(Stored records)
▬▬▬

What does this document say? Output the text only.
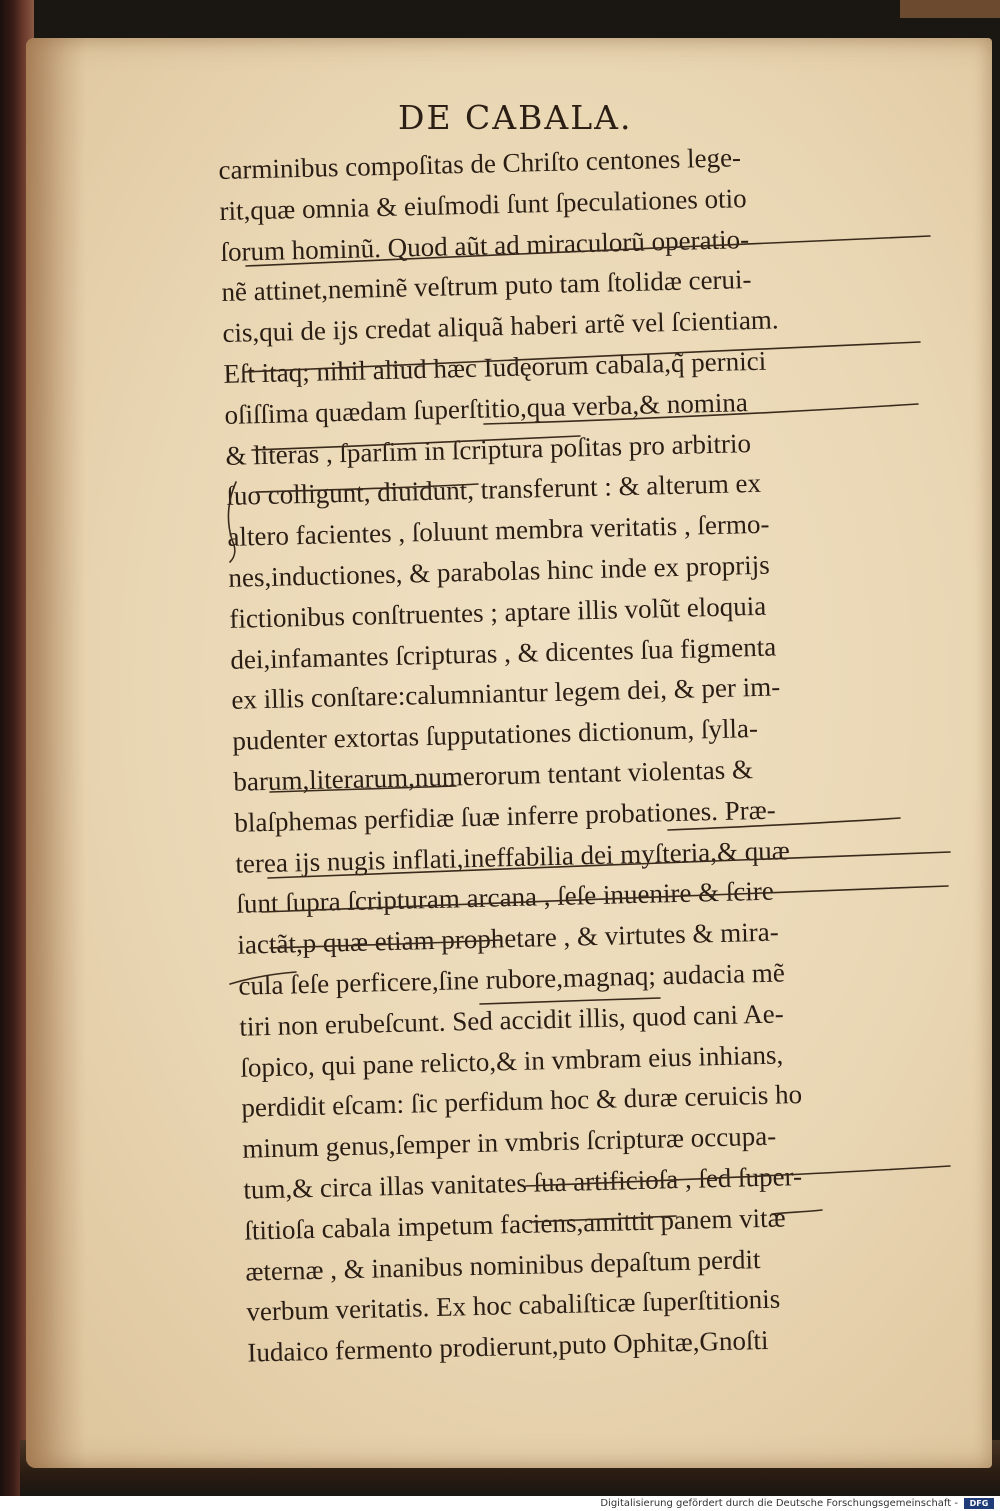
DE CABALA.
carminibus compoſitas de Chriſto centones lege-
rit,quæ omnia & eiuſmodi ſunt ſpeculationes otio
ſorum hominũ. Quod aũt ad miraculorũ operatio-
nẽ attinet,neminẽ veſtrum puto tam ſtolidæ cerui-
cis,qui de ijs credat aliquã haberi artẽ vel ſcientiam.
Eſt itaq; nihil aliud hæc Iudęorum cabala,q̃ pernici
oſiſſima quædam ſuperſtitio,qua verba,& nomina
& literas , ſparſim in ſcriptura poſitas pro arbitrio
ſuo colligunt, diuidunt, transferunt : & alterum ex
altero facientes , ſoluunt membra veritatis , ſermo-
nes,inductiones, & parabolas hinc inde ex proprijs
fictionibus conſtruentes ; aptare illis volũt eloquia
dei,infamantes ſcripturas , & dicentes ſua figmenta
ex illis conſtare:calumniantur legem dei, & per im-
pudenter extortas ſupputationes dictionum, ſylla-
barum,literarum,numerorum tentant violentas &
blaſphemas perfidiæ ſuæ inferre probationes. Præ-
terea ijs nugis inflati,ineffabilia dei myſteria,& quæ
ſunt ſupra ſcripturam arcana , ſeſe inuenire & ſcire
iactãt,p quæ etiam prophetare , & virtutes & mira-
cula ſeſe perficere,ſine rubore,magnaq; audacia mẽ
tiri non erubeſcunt. Sed accidit illis, quod cani Ae-
ſopico, qui pane relicto,& in vmbram eius inhians,
perdidit eſcam: ſic perfidum hoc & duræ ceruicis ho
minum genus,ſemper in vmbris ſcripturæ occupa-
tum,& circa illas vanitates ſua artificioſa , ſed ſuper-
ſtitioſa cabala impetum faciens,amittit panem vitæ
æternæ , & inanibus nominibus depaſtum perdit
verbum veritatis. Ex hoc cabaliſticæ ſuperſtitionis
Iudaico fermento prodierunt,puto Ophitæ,Gnoſti
Digitalisierung gefördert durch die Deutsche Forschungsgemeinschaft -	DFG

▬▬▬

TASK DETAILS
Output every entry word for word, but omit the pictures.

RESPONSE FOR THIS EXERCISE
What does this document say? Output the text only.
DE CABALA.
carminibus compoſitas de Chriſto centones lege-
rit,quæ omnia & eiuſmodi ſunt ſpeculationes otio
ſorum hominũ. Quod aũt ad miraculorũ operatio-
nẽ attinet,neminẽ veſtrum puto tam ſtolidæ cerui-
cis,qui de ijs credat aliquã haberi artẽ vel ſcientiam.
Eſt itaq; nihil aliud hæc Iudęorum cabala,q̃ pernici
oſiſſima quædam ſuperſtitio,qua verba,& nomina
& literas , ſparſim in ſcriptura poſitas pro arbitrio
ſuo colligunt, diuidunt, transferunt : & alterum ex
altero facientes , ſoluunt membra veritatis , ſermo-
nes,inductiones, & parabolas hinc inde ex proprijs
fictionibus conſtruentes ; aptare illis volũt eloquia
dei,infamantes ſcripturas , & dicentes ſua figmenta
ex illis conſtare:calumniantur legem dei, & per im-
pudenter extortas ſupputationes dictionum, ſylla-
barum,literarum,numerorum tentant violentas &
blaſphemas perfidiæ ſuæ inferre probationes. Præ-
terea ijs nugis inflati,ineffabilia dei myſteria,& quæ
ſunt ſupra ſcripturam arcana , ſeſe inuenire & ſcire
iactãt,p quæ etiam prophetare , & virtutes & mira-
cula ſeſe perficere,ſine rubore,magnaq; audacia mẽ
tiri non erubeſcunt. Sed accidit illis, quod cani Ae-
ſopico, qui pane relicto,& in vmbram eius inhians,
perdidit eſcam: ſic perfidum hoc & duræ ceruicis ho
minum genus,ſemper in vmbris ſcripturæ occupa-
tum,& circa illas vanitates ſua artificioſa , ſed ſuper-
ſtitioſa cabala impetum faciens,amittit panem vitæ
æternæ , & inanibus nominibus depaſtum perdit
verbum veritatis. Ex hoc cabaliſticæ ſuperſtitionis
Iudaico fermento prodierunt,puto Ophitæ,Gnoſti
Digitalisierung gefördert durch die Deutsche Forschungsgemeinschaft -	DFG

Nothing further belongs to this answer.